>> Begin Available data
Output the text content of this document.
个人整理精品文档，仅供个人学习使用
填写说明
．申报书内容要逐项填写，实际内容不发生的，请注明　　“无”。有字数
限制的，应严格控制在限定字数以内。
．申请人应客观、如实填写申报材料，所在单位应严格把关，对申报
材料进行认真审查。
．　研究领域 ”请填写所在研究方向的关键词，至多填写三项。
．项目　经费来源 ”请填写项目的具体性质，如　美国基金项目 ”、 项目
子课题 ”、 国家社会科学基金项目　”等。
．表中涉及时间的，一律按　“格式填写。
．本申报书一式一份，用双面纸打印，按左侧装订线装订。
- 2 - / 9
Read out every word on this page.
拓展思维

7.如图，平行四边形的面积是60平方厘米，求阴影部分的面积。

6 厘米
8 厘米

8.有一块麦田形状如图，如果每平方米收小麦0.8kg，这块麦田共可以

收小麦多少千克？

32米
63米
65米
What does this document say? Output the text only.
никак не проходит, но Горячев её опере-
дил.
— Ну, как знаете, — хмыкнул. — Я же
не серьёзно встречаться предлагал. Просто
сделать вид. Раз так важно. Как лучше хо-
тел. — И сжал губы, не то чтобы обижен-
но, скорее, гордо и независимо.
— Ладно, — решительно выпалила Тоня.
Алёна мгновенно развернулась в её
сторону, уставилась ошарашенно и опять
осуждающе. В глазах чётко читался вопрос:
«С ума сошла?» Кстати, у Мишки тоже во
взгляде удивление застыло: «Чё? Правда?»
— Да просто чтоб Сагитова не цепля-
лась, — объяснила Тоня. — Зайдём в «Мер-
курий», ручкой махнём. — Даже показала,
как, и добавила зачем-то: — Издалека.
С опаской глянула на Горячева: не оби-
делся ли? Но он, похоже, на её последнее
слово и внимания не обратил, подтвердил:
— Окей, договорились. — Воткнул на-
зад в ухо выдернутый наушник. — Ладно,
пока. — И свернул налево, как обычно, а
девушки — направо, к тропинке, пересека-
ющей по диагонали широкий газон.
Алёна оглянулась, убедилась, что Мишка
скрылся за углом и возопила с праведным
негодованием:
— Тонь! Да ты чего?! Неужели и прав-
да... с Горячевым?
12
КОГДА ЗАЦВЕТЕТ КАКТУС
>> End Available data
>> Begin Available data
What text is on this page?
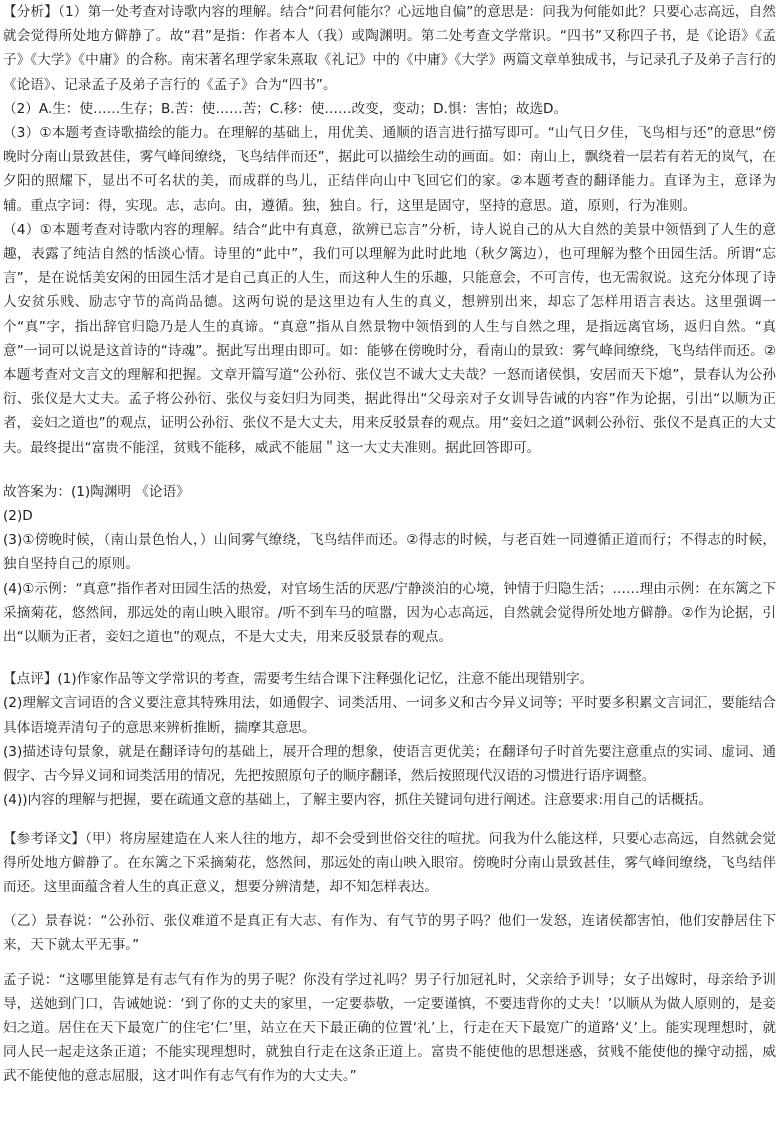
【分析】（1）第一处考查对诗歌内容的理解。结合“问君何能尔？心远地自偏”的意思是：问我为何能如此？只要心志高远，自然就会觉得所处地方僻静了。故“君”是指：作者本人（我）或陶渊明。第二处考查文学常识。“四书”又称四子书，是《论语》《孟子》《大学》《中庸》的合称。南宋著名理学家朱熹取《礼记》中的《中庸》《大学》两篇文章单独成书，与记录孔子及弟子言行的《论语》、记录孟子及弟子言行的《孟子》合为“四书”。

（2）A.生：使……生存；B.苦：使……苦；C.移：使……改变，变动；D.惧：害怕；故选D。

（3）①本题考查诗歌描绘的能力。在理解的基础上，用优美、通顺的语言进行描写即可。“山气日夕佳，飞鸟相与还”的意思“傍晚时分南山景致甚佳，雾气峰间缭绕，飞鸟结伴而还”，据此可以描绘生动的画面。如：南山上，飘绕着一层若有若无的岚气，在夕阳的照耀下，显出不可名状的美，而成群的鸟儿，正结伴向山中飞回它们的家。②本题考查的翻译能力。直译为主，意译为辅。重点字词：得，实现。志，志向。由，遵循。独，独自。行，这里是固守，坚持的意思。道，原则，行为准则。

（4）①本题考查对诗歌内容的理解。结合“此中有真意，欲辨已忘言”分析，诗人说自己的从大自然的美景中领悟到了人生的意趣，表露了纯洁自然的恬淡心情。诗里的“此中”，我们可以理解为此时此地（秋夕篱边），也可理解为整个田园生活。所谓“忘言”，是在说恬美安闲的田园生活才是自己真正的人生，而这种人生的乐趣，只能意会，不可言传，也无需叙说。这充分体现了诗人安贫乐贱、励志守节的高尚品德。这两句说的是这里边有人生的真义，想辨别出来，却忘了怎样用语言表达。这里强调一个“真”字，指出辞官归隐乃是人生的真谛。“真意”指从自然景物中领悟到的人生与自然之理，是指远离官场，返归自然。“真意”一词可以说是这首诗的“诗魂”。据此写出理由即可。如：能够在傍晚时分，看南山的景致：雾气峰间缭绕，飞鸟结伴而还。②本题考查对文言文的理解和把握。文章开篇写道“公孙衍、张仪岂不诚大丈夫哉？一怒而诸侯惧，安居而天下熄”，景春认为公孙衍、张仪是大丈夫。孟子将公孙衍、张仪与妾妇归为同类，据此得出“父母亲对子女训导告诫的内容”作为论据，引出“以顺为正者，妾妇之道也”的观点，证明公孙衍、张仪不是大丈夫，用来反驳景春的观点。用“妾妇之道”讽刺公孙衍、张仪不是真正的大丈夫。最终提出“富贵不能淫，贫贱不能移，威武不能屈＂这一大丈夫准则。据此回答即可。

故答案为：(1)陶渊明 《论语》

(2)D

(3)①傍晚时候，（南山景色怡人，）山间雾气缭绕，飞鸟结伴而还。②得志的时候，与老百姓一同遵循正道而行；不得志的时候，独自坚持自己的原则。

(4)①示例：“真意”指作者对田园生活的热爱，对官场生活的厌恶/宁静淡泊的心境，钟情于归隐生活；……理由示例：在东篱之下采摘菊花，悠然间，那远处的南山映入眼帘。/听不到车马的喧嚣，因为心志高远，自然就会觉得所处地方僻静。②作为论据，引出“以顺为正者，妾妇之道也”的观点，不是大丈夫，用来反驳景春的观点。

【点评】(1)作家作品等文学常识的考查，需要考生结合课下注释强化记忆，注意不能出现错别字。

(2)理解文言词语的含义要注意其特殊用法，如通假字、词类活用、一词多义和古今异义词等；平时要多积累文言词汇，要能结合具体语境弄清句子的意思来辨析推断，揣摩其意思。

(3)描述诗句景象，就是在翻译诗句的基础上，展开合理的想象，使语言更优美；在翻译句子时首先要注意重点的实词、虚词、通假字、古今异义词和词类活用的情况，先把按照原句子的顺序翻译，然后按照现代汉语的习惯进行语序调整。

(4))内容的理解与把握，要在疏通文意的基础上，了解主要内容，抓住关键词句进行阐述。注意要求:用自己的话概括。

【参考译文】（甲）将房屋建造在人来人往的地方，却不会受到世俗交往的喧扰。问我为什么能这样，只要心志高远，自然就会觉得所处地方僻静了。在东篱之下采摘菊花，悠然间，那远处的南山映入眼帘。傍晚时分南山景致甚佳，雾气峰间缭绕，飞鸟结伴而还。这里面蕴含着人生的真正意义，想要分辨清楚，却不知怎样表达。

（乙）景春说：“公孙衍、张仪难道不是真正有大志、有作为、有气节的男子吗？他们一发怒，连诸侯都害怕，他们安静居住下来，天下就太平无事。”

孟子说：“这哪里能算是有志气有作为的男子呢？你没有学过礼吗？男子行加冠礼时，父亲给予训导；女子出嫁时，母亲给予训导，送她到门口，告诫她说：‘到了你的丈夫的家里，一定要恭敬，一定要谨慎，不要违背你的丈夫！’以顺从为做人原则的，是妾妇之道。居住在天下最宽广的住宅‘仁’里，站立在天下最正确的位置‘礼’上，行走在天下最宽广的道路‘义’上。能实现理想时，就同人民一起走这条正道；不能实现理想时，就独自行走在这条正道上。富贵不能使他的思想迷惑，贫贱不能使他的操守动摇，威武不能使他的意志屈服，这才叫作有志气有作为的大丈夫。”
>> End Available data
== Exercise objective ==
Which lines hold the word "用来反驳景春的观点"? Show each one.

== Result for this exercise ==
（4）①本题考查对诗歌内容的理解。结合“此中有真意，欲辨已忘言”分析，诗人说自己的从大自然的美景中领悟到了人生的意趣，表露了纯洁自然的恬淡心情。诗里的“此中”，我们可以理解为此时此地（秋夕篱边），也可理解为整个田园生活。所谓“忘言”，是在说恬美安闲的田园生活才是自己真正的人生，而这种人生的乐趣，只能意会，不可言传，也无需叙说。这充分体现了诗人安贫乐贱、励志守节的高尚品德。这两句说的是这里边有人生的真义，想辨别出来，却忘了怎样用语言表达。这里强调一个“真”字，指出辞官归隐乃是人生的真谛。“真意”指从自然景物中领悟到的人生与自然之理，是指远离官场，返归自然。“真意”一词可以说是这首诗的“诗魂”。据此写出理由即可。如：能够在傍晚时分，看南山的景致：雾气峰间缭绕，飞鸟结伴而还。②本题考查对文言文的理解和把握。文章开篇写道“公孙衍、张仪岂不诚大丈夫哉？一怒而诸侯惧，安居而天下熄”，景春认为公孙衍、张仪是大丈夫。孟子将公孙衍、张仪与妾妇归为同类，据此得出“父母亲对子女训导告诫的内容”作为论据，引出“以顺为正者，妾妇之道也”的观点，证明公孙衍、张仪不是大丈夫，用来反驳景春的观点。用“妾妇之道”讽刺公孙衍、张仪不是真正的大丈夫。最终提出“富贵不能淫，贫贱不能移，威武不能屈＂这一大丈夫准则。据此回答即可。
(4)①示例：“真意”指作者对田园生活的热爱，对官场生活的厌恶/宁静淡泊的心境，钟情于归隐生活；……理由示例：在东篱之下采摘菊花，悠然间，那远处的南山映入眼帘。/听不到车马的喧嚣，因为心志高远，自然就会觉得所处地方僻静。②作为论据，引出“以顺为正者，妾妇之道也”的观点，不是大丈夫，用来反驳景春的观点。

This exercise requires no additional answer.